Work to complete –
A. In the summary of the Say It All paper, what share of slide elements received no verbal description at all?
B. Mark each statement (i), (ii), (iii) as yes or no according to the summary of the Say It All paper, and quote the words that decide it. (i) The formative analysis covered 90 presentation videos. (ii) Presentation A11y is built as a PowerPoint add-in. (iii) The real-time interface highlights text and images on a slide as the presenter speaks about them.
C. Continue the summary of the Say It All paper from its last sentence.

Say It All: Feedback for Improving Non-Visual Presentation Accessibility
Yi-Hao Peng, JiWoong Jang, Jeffrey P. Bigham, Amy Pavel · 2021 · Proceedings of the 2021 CHI Conference on Human Factors in Computing Systems (CHI '21) · doi:10.1145/3411764.3445572
Summary
This paper addresses the widespread problem of inaccessible slide-based presentations for blind and visually impaired audiences. When presenters fail to verbally describe the visual content on their slides — text, images, diagrams, graphs, and videos — audience members who cannot see the slides miss essential information. The researchers first conducted a formative analysis of 90 existing presentation videos spanning TED talks, seminars, and classroom lectures across five academic domains. They coded 610 visual elements across 269 slides for how well presenters verbally described them. This analysis revealed that 72% of informative visual elements were insufficiently described, with 27% of slide elements receiving no verbal description at all. Media elements fared worst: images on slides were either not described at all or only briefly referenced over 50% of the time. Based on these findings, the researchers developed Presentation A11y, a Google Slides Chrome extension that provides both real-time and post-presentation accessibility feedback. The real-time interface augments the presenter view by transcribing speech and highlighting slide elements (text and images) as the presenter verbally covers them, allowing presenters to glance at what they have and have not described. The post-presentation interface provides an overview of coverage percentages per slide, element-level feedback on what was missed, and actionable suggestions such as removing undescribed elements or adding descriptions to speaker notes.

Data entries –

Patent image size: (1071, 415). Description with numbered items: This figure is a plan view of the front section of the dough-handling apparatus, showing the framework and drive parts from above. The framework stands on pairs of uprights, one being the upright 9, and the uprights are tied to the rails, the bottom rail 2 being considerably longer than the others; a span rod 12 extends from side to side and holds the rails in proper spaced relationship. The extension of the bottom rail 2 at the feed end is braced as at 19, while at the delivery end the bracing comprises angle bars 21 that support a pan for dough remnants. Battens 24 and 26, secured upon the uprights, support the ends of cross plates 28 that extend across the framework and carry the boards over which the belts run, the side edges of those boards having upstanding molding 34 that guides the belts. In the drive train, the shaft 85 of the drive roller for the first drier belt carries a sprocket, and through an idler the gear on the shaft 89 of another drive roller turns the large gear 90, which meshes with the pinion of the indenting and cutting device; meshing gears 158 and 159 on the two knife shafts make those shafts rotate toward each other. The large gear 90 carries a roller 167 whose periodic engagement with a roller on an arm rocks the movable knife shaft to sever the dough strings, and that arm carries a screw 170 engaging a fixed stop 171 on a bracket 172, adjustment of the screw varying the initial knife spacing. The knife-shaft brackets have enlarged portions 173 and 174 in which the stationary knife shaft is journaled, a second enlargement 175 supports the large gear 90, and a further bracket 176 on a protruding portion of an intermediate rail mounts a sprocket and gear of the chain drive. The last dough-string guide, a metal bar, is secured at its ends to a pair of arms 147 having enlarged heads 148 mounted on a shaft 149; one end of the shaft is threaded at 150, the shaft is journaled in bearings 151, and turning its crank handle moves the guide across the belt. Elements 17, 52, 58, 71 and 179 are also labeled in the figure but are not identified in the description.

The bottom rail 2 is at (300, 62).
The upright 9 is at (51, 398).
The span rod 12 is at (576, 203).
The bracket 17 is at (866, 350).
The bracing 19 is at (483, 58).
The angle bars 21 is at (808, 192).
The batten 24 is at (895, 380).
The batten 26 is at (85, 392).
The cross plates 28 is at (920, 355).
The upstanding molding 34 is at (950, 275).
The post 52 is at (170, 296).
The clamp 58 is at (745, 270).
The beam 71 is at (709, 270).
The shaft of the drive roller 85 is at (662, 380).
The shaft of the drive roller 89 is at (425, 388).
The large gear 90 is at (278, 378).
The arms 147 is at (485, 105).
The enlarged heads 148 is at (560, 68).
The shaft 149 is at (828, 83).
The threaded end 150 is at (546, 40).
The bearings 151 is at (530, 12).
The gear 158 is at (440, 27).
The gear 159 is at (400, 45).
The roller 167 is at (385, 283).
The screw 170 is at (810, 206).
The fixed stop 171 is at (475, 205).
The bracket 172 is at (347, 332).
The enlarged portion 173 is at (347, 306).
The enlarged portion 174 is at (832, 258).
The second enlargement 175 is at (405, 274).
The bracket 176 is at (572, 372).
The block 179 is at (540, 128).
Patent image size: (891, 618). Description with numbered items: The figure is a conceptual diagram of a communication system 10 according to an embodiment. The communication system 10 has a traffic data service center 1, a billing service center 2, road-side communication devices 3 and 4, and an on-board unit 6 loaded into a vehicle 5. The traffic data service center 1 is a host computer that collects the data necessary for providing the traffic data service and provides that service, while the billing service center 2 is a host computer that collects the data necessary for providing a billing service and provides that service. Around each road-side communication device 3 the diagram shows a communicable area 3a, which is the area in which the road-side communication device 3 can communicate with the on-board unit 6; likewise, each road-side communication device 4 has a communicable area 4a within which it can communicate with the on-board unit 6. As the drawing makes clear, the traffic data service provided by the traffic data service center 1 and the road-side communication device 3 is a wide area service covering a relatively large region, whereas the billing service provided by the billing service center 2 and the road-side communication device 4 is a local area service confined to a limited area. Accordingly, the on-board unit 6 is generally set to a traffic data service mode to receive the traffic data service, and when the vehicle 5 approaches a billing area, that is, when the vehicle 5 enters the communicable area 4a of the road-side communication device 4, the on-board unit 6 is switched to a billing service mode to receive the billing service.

Set of answers –
A. 27% of slide elements received no verbal description at all.

B.
(i) Yes: "a formative analysis of 90 existing presentation videos"
(ii) No: "a Google Slides Chrome extension"
(iii) Yes: "highlighting slide elements (text and images) as the presenter verbally covers them"

C.
Key findings
In a study with 16 presenters using their own slides, Presentation A11y significantly improved every measured metric. Presenters described a higher percentage of slide words when using real-time feedback (57% vs 46% with the traditional interface, p < 0.05). Text coverage scores improved significantly (4.24 vs 4.03, p < 0.05), as did media coverage scores (3.61 vs 2.88, p < 0.05). Most strikingly, presenters identified 3.26 times more accessibility improvements to make using the post-presentation feedback (2.25 vs 0.69 changes, p < 0.001). All 16 participants reported that post-presentation feedback improved their awareness of accessibility, and all said they would use the tool in the future. Presenters rated their own presentations as significantly more non-visually accessible when using the real-time interface (5.06 vs 4.00 on a 7-point scale, p < 0.05). Common patterns of inaccessibility identified in the formative study included "showing instead of telling" (displaying images without description), missing visual context (describing graph values but not axes or trends), and using pronouns like "this" and "here" to reference visual content.
Relevance
This research provides concrete, data-driven evidence of how pervasive presentation inaccessibility is — even among educated presenters giving prepared talks. The finding that 72% of visual elements are insufficiently described quantifies a problem that accessibility professionals have long observed anecdotally. Presentation A11y demonstrates that integrating accessibility feedback directly into content creation tools — rather than relying on separate guidelines or checklists — can meaningfully change presenter behavior. This has implications for platform providers like Google, Microsoft, and Apple who could embed similar feedback into their presentation software. The tool is also notable because it benefits the presenter's audience in real-time rather than requiring post-hoc remediation. For organizations striving to make meetings, lectures, and conferences more inclusive, this research makes a compelling case for automated accessibility feedback as a standard feature of presentation tools.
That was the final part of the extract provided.